Input material:

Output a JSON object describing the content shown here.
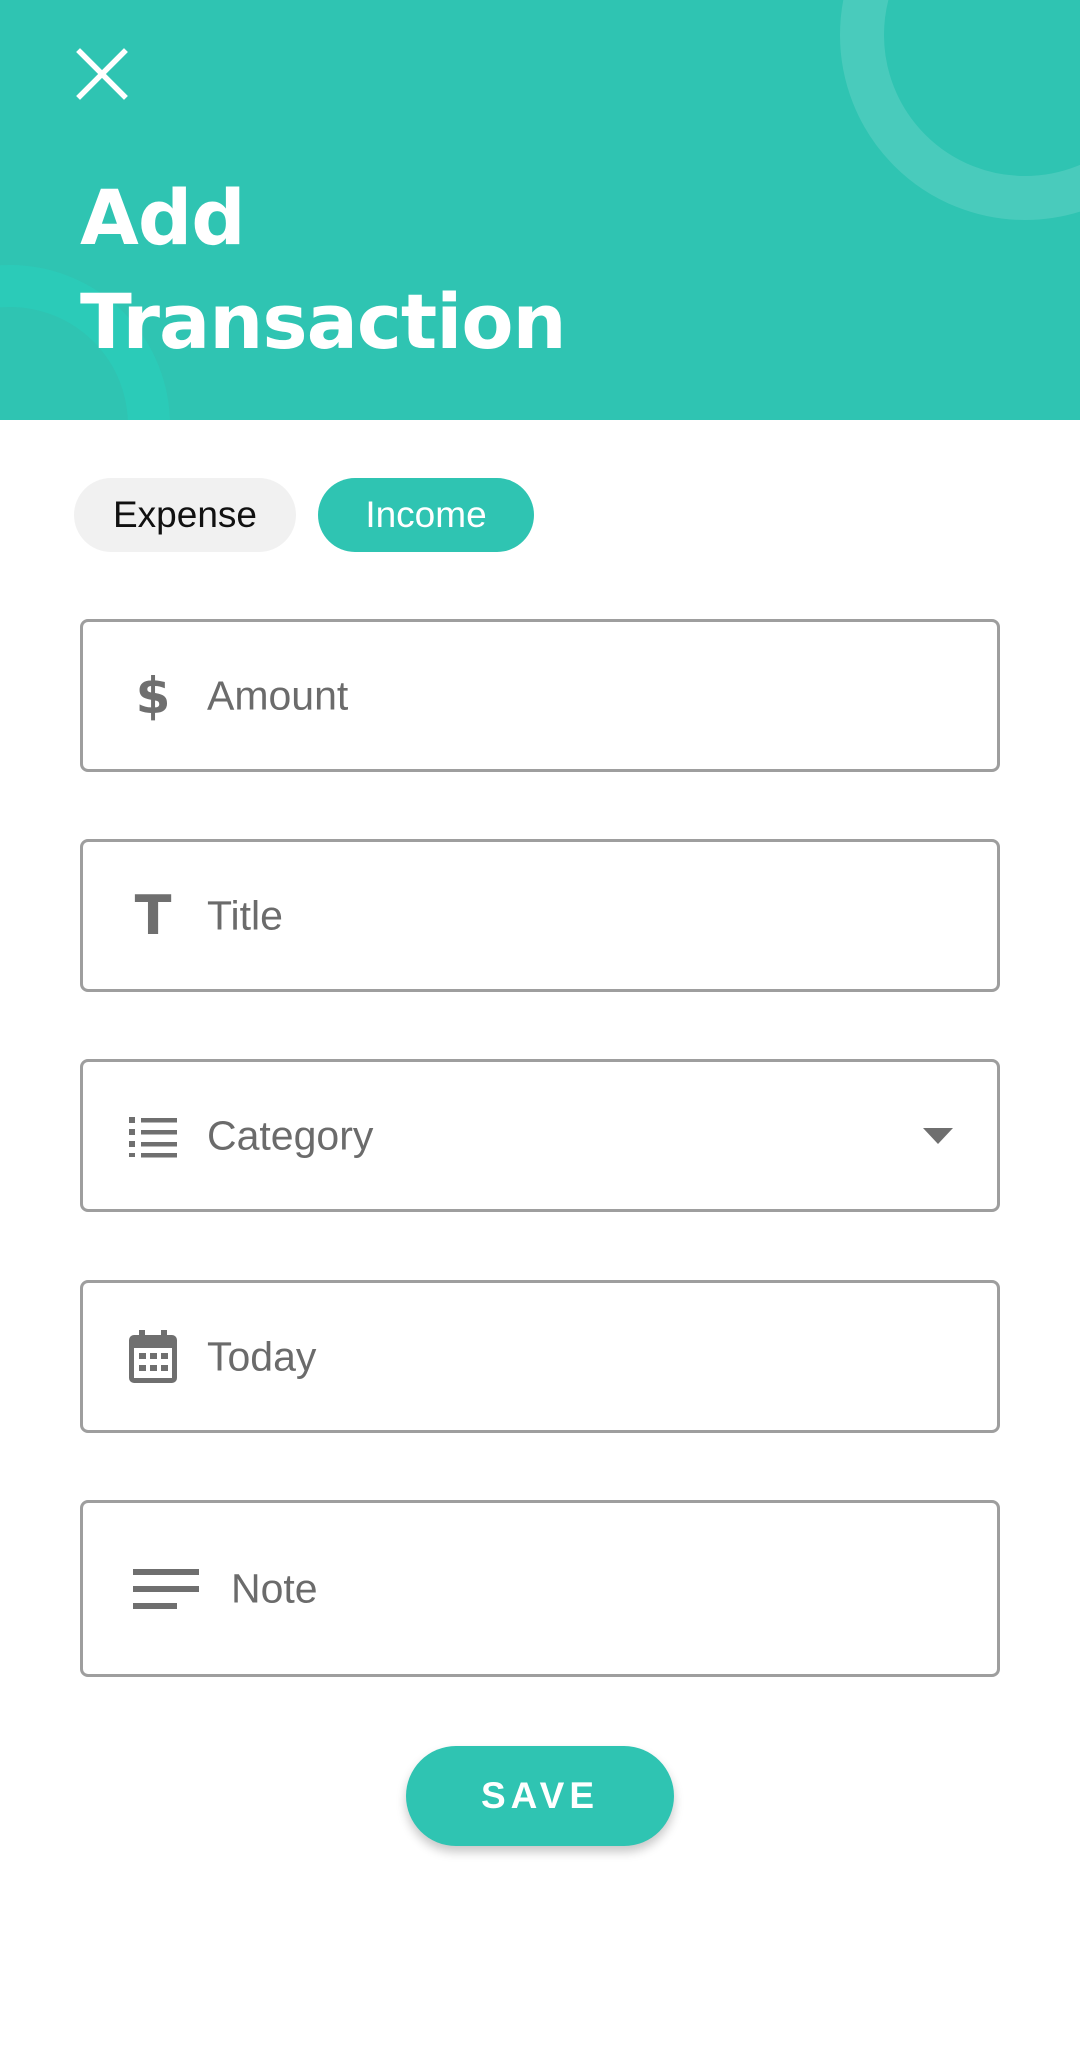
{
  "header": {
    "title_line1": "Add",
    "title_line2": "Transaction",
    "close_icon": "close-icon"
  },
  "type_toggle": {
    "options": [
      {
        "label": "Expense",
        "selected": false
      },
      {
        "label": "Income",
        "selected": true
      }
    ]
  },
  "form": {
    "amount": {
      "placeholder": "Amount",
      "icon": "dollar-icon",
      "icon_glyph": "$"
    },
    "title": {
      "placeholder": "Title",
      "icon": "text-t-icon",
      "icon_glyph": "T"
    },
    "category": {
      "placeholder": "Category",
      "icon": "list-icon",
      "trailing_icon": "dropdown-arrow-icon"
    },
    "date": {
      "value": "Today",
      "icon": "calendar-icon"
    },
    "note": {
      "placeholder": "Note",
      "icon": "notes-icon"
    }
  },
  "save_button": {
    "label": "SAVE"
  },
  "colors": {
    "accent": "#2fc4b2",
    "header_bg": "#2fc4b2",
    "chip_inactive_bg": "#f1f1f1",
    "chip_inactive_text": "#111111",
    "chip_active_text": "#ffffff",
    "border": "#9e9e9e",
    "placeholder_text": "#6b6b6b",
    "icon": "#6f6f6f"
  }
}
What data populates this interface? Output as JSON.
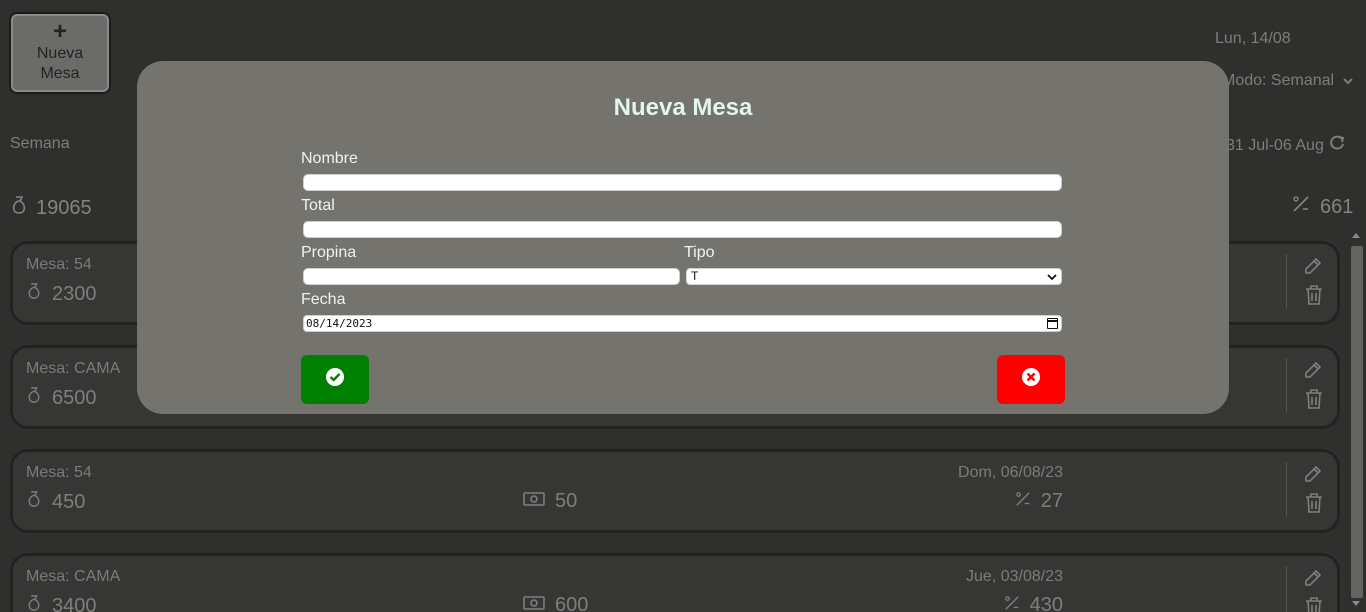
{
  "header": {
    "new_button_label_line1": "Nueva",
    "new_button_label_line2": "Mesa",
    "new_button_plus": "+",
    "current_date": "Lun, 14/08",
    "mode_label": "Modo:",
    "mode_value": "Semanal",
    "period_label": "Semana",
    "period_range": "31 Jul-06 Aug",
    "total_amount": "19065",
    "total_percent": "661"
  },
  "cards": [
    {
      "mesa": "Mesa: 54",
      "amount": "2300",
      "tip": "",
      "date": "",
      "percent": ""
    },
    {
      "mesa": "Mesa: CAMA",
      "amount": "6500",
      "tip": "",
      "date": "",
      "percent": ""
    },
    {
      "mesa": "Mesa: 54",
      "amount": "450",
      "tip": "50",
      "date": "Dom, 06/08/23",
      "percent": "27"
    },
    {
      "mesa": "Mesa: CAMA",
      "amount": "3400",
      "tip": "600",
      "date": "Jue, 03/08/23",
      "percent": "430"
    }
  ],
  "modal": {
    "title": "Nueva Mesa",
    "fields": {
      "nombre_label": "Nombre",
      "nombre_value": "",
      "total_label": "Total",
      "total_value": "",
      "propina_label": "Propina",
      "propina_value": "",
      "tipo_label": "Tipo",
      "tipo_value": "T",
      "fecha_label": "Fecha",
      "fecha_value": "08/14/2023"
    },
    "confirm_icon": "check-circle-icon",
    "cancel_icon": "x-circle-icon"
  },
  "colors": {
    "confirm": "#008000",
    "cancel": "#ff0000",
    "modal_bg": "#74736e",
    "title": "#e4f5ec"
  }
}
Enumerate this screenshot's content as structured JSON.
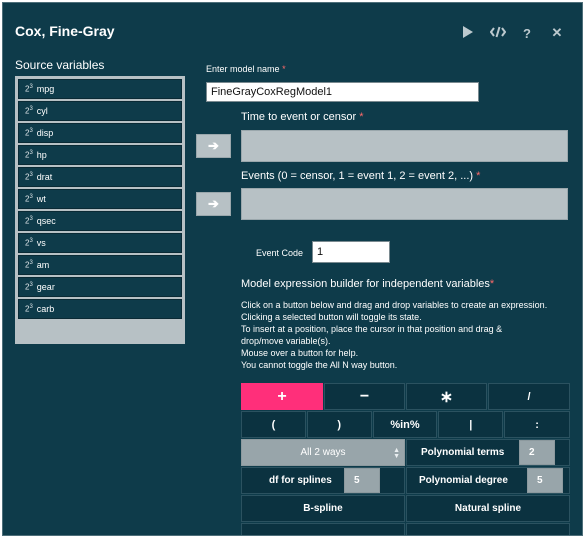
{
  "window": {
    "title": "Cox, Fine-Gray",
    "icons": [
      "play-icon",
      "code-icon",
      "help-icon",
      "close-icon"
    ]
  },
  "source": {
    "label": "Source variables",
    "variables": [
      "mpg",
      "cyl",
      "disp",
      "hp",
      "drat",
      "wt",
      "qsec",
      "vs",
      "am",
      "gear",
      "carb"
    ]
  },
  "model_name": {
    "label": "Enter model name",
    "required_mark": "*",
    "value": "FineGrayCoxRegModel1"
  },
  "time_field": {
    "label": "Time to event or censor",
    "required_mark": "*"
  },
  "events_field": {
    "label": "Events (0 = censor, 1 = event 1, 2 = event 2, ...)",
    "required_mark": "*"
  },
  "event_code": {
    "label": "Event Code",
    "value": "1"
  },
  "builder": {
    "title": "Model expression builder for independent variables",
    "required_mark": "*",
    "help_lines": [
      "Click on a button below and drag and drop variables to create an expression.",
      "Clicking a selected button will toggle its state.",
      "To insert at a position, place the cursor in that position and drag &",
      "drop/move variable(s).",
      "Mouse over a button for help.",
      "You cannot toggle the All N way button."
    ],
    "ops_row1": [
      "+",
      "−",
      "∗",
      "/"
    ],
    "ops_row2": [
      "(",
      ")",
      "%in%",
      "|",
      ":"
    ],
    "all_ways": "All 2 ways",
    "poly_terms_label": "Polynomial terms",
    "poly_terms_value": "2",
    "df_splines_label": "df for splines",
    "df_splines_value": "5",
    "poly_degree_label": "Polynomial degree",
    "poly_degree_value": "5",
    "bspline": "B-spline",
    "natural_spline": "Natural spline"
  },
  "colors": {
    "background": "#0e3b4a",
    "accent": "#ff2f7a",
    "panel": "#b7c1c5"
  }
}
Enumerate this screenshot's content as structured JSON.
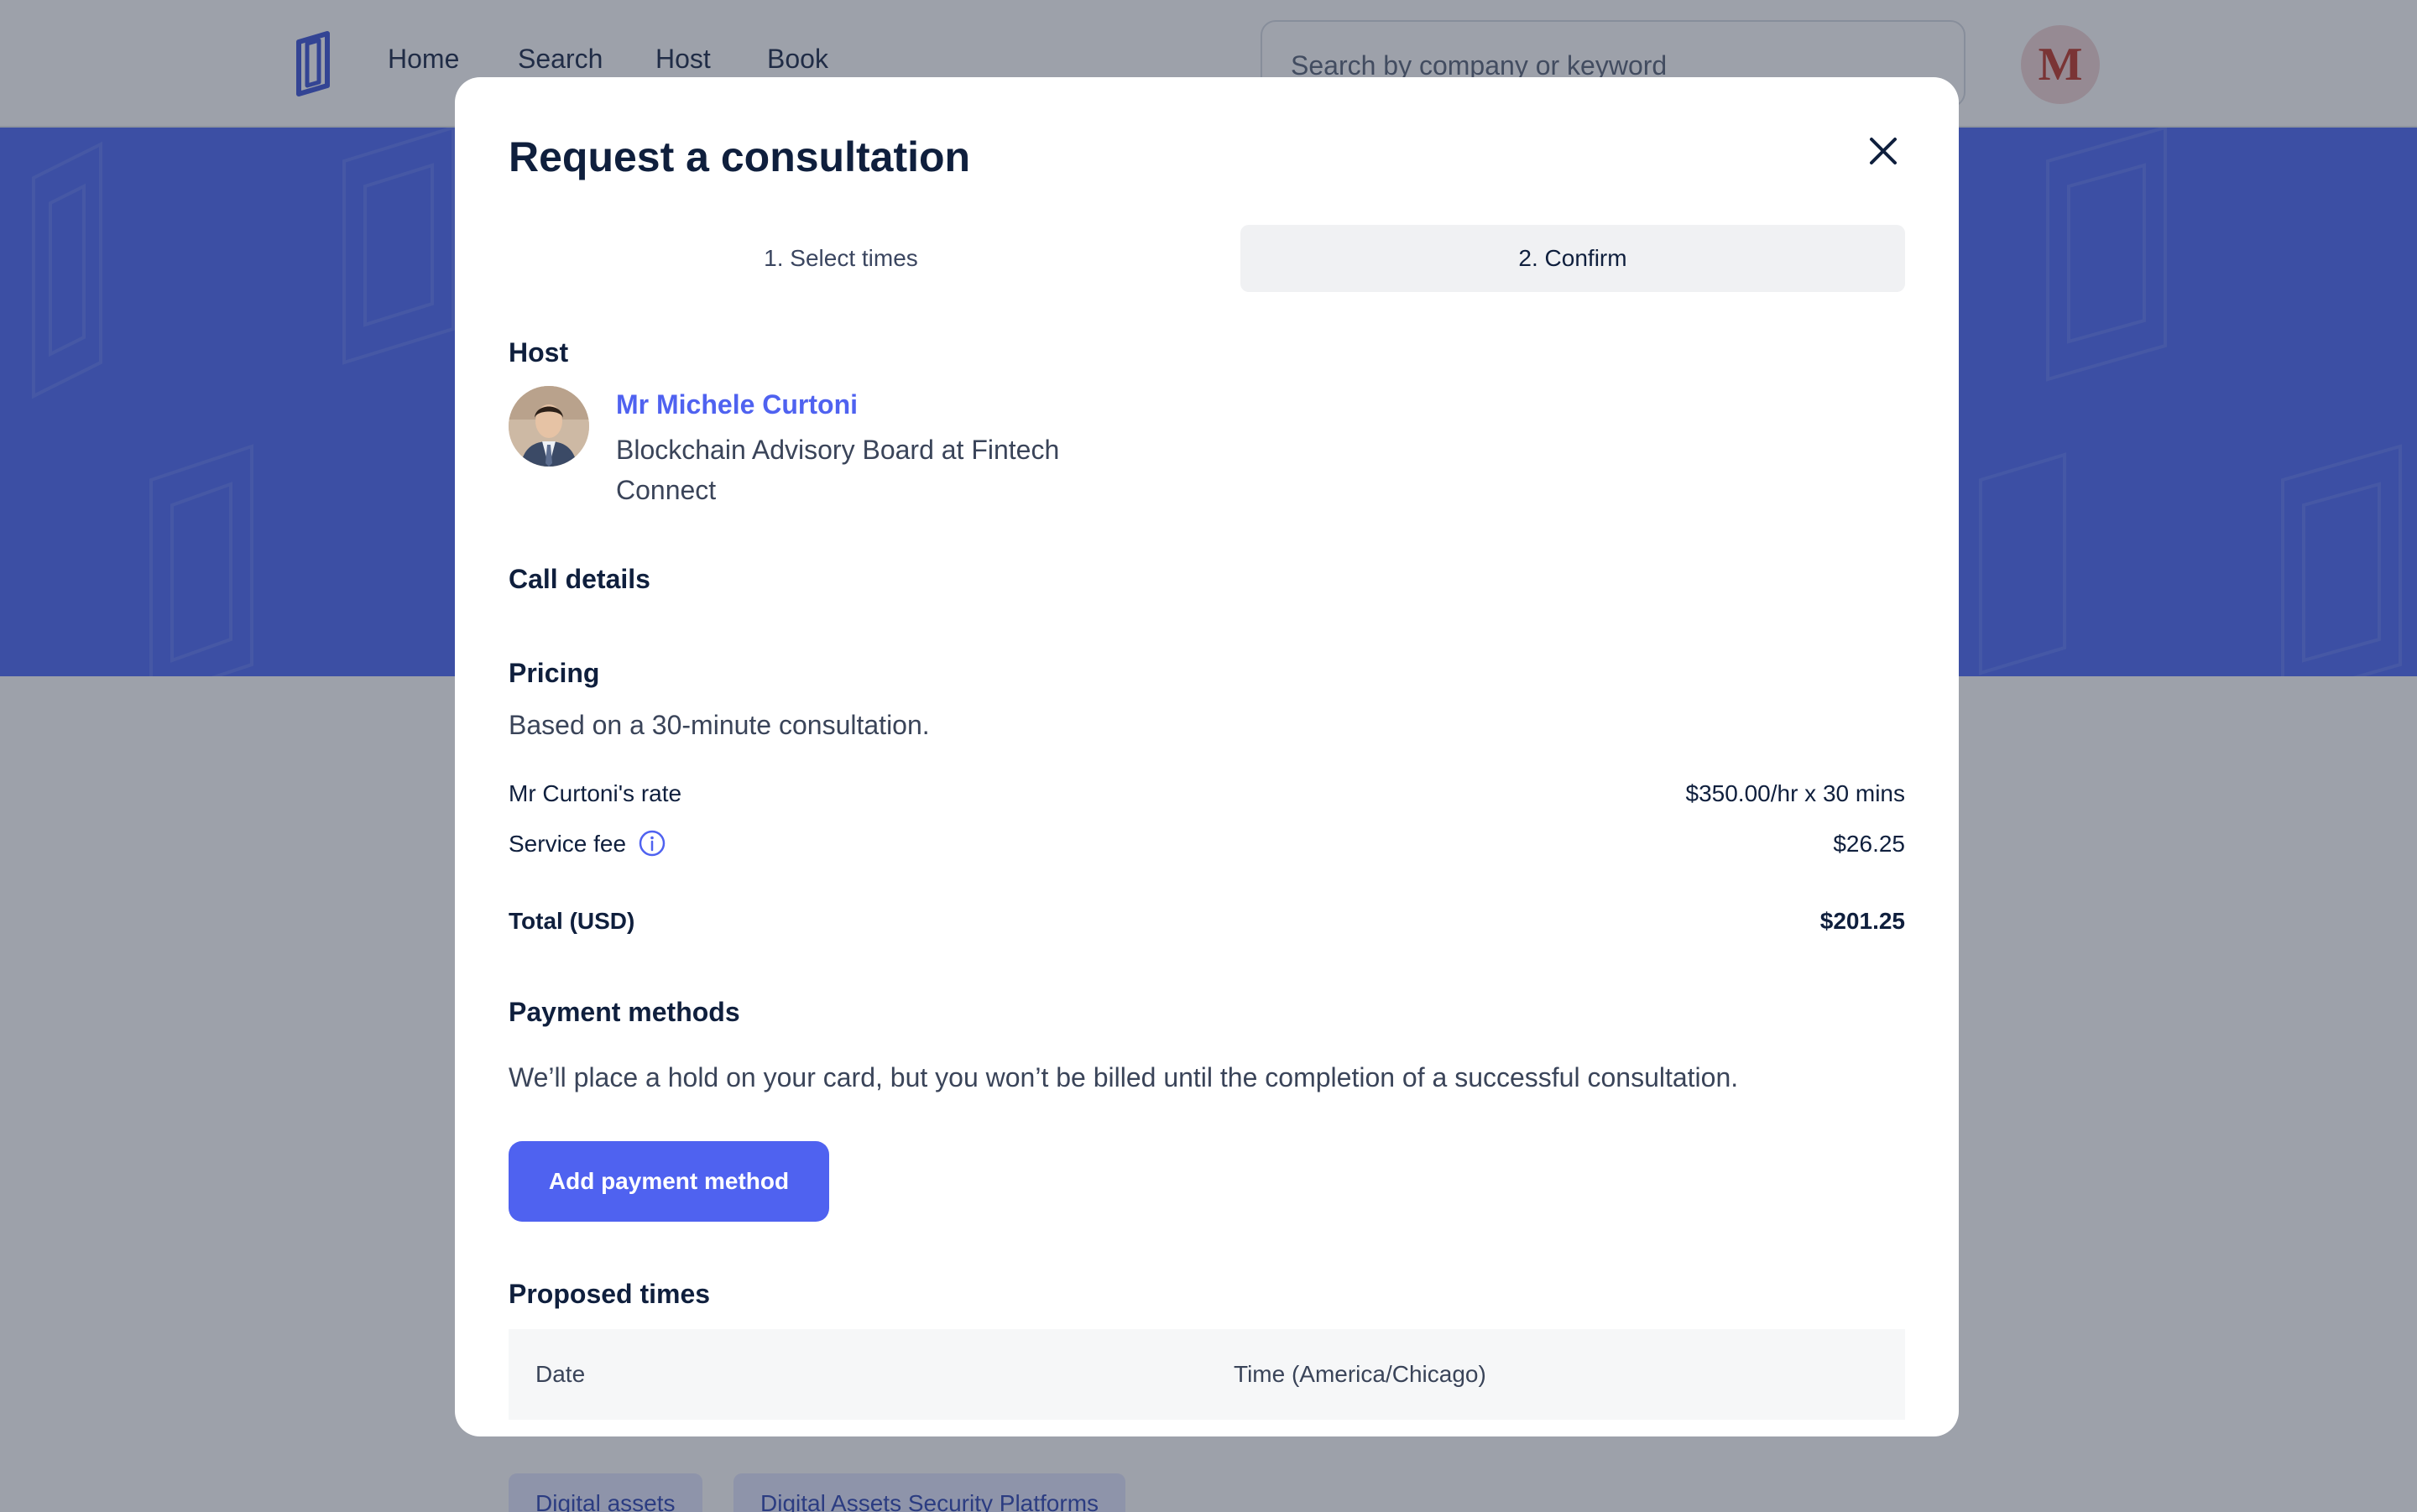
{
  "nav": {
    "links": [
      "Home",
      "Search",
      "Host",
      "Book"
    ],
    "search_placeholder": "Search by company or keyword",
    "avatar_initial": "M"
  },
  "background_chips": [
    "Digital assets",
    "Digital Assets Security Platforms"
  ],
  "modal": {
    "title": "Request a consultation",
    "steps": [
      "1. Select times",
      "2. Confirm"
    ],
    "active_step": 2,
    "host": {
      "section_title": "Host",
      "name": "Mr Michele Curtoni",
      "role": "Blockchain Advisory Board at Fintech Connect"
    },
    "call_details_title": "Call details",
    "pricing": {
      "title": "Pricing",
      "description": "Based on a 30-minute consultation.",
      "rate_label": "Mr Curtoni's rate",
      "rate_value": "$350.00/hr x 30 mins",
      "fee_label": "Service fee",
      "fee_value": "$26.25",
      "total_label": "Total (USD)",
      "total_value": "$201.25"
    },
    "payment": {
      "title": "Payment methods",
      "description": "We’ll place a hold on your card, but you won’t be billed until the completion of a successful consultation.",
      "button_label": "Add payment method"
    },
    "proposed_times": {
      "title": "Proposed times",
      "columns": [
        "Date",
        "Time (America/Chicago)"
      ]
    }
  },
  "colors": {
    "accent": "#4f62f0",
    "hero": "#4f6bf5",
    "overlay": "#262f42"
  }
}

Your objective: Your task is to pick out every line with the string "selected" and copy it.

Output:
        "selected": false
        "selected": true
      "Clicking a selected button will toggle its state.",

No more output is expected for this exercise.